TASK> The records that follow are to be repeated without alteration.

>> Begin AVAILABLE DATA

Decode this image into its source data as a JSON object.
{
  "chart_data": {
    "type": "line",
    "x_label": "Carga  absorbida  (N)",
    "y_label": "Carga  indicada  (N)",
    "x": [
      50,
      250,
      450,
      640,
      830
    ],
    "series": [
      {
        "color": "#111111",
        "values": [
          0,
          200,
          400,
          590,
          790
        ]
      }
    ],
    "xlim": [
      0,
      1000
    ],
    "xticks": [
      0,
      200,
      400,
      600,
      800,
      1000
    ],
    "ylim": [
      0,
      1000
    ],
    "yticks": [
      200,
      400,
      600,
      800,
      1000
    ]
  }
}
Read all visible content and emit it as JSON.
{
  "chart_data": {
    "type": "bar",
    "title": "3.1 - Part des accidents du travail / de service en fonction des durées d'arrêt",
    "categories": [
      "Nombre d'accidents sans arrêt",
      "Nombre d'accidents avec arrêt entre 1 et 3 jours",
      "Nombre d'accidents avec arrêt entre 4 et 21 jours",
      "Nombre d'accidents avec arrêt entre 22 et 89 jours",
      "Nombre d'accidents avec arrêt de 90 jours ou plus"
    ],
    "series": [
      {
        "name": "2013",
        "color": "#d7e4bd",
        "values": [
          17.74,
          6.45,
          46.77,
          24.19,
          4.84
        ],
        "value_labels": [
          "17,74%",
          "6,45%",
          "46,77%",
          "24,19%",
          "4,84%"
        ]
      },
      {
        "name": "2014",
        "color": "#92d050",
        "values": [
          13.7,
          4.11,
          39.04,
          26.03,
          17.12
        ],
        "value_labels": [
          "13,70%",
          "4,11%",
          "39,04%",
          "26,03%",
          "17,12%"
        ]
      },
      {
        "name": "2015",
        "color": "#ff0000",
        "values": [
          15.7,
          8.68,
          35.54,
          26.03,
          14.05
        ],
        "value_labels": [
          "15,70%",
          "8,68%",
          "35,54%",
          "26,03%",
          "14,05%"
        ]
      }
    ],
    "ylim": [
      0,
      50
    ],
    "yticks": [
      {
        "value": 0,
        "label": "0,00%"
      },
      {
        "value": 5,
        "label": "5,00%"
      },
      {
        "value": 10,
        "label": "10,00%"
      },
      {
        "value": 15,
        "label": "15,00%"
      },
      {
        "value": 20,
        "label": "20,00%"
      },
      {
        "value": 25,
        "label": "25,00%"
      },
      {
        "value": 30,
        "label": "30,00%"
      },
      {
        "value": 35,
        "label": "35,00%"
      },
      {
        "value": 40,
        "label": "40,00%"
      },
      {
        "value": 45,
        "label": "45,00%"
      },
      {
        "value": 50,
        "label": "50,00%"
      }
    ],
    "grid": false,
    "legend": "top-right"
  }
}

>> End AVAILABLE DATA

SOLUTION TO THIS PROBLEM>
Decode this image into its source data as a JSON object.
{
  "chart_data": {
    "type": "line",
    "x_label": "Carga  absorbida  (N)",
    "y_label": "Carga  indicada  (N)",
    "x": [
      50,
      250,
      450,
      640,
      830
    ],
    "series": [
      {
        "color": "#111111",
        "values": [
          0,
          200,
          400,
          590,
          790
        ]
      }
    ],
    "xlim": [
      0,
      1000
    ],
    "xticks": [
      0,
      200,
      400,
      600,
      800,
      1000
    ],
    "ylim": [
      0,
      1000
    ],
    "yticks": [
      200,
      400,
      600,
      800,
      1000
    ]
  }
}
Read all visible content and emit it as JSON.
{
  "chart_data": {
    "type": "bar",
    "title": "3.1 - Part des accidents du travail / de service en fonction des durées d'arrêt",
    "categories": [
      "Nombre d'accidents sans arrêt",
      "Nombre d'accidents avec arrêt entre 1 et 3 jours",
      "Nombre d'accidents avec arrêt entre 4 et 21 jours",
      "Nombre d'accidents avec arrêt entre 22 et 89 jours",
      "Nombre d'accidents avec arrêt de 90 jours ou plus"
    ],
    "series": [
      {
        "name": "2013",
        "color": "#d7e4bd",
        "values": [
          17.74,
          6.45,
          46.77,
          24.19,
          4.84
        ],
        "value_labels": [
          "17,74%",
          "6,45%",
          "46,77%",
          "24,19%",
          "4,84%"
        ]
      },
      {
        "name": "2014",
        "color": "#92d050",
        "values": [
          13.7,
          4.11,
          39.04,
          26.03,
          17.12
        ],
        "value_labels": [
          "13,70%",
          "4,11%",
          "39,04%",
          "26,03%",
          "17,12%"
        ]
      },
      {
        "name": "2015",
        "color": "#ff0000",
        "values": [
          15.7,
          8.68,
          35.54,
          26.03,
          14.05
        ],
        "value_labels": [
          "15,70%",
          "8,68%",
          "35,54%",
          "26,03%",
          "14,05%"
        ]
      }
    ],
    "ylim": [
      0,
      50
    ],
    "yticks": [
      {
        "value": 0,
        "label": "0,00%"
      },
      {
        "value": 5,
        "label": "5,00%"
      },
      {
        "value": 10,
        "label": "10,00%"
      },
      {
        "value": 15,
        "label": "15,00%"
      },
      {
        "value": 20,
        "label": "20,00%"
      },
      {
        "value": 25,
        "label": "25,00%"
      },
      {
        "value": 30,
        "label": "30,00%"
      },
      {
        "value": 35,
        "label": "35,00%"
      },
      {
        "value": 40,
        "label": "40,00%"
      },
      {
        "value": 45,
        "label": "45,00%"
      },
      {
        "value": 50,
        "label": "50,00%"
      }
    ],
    "grid": false,
    "legend": "top-right"
  }
}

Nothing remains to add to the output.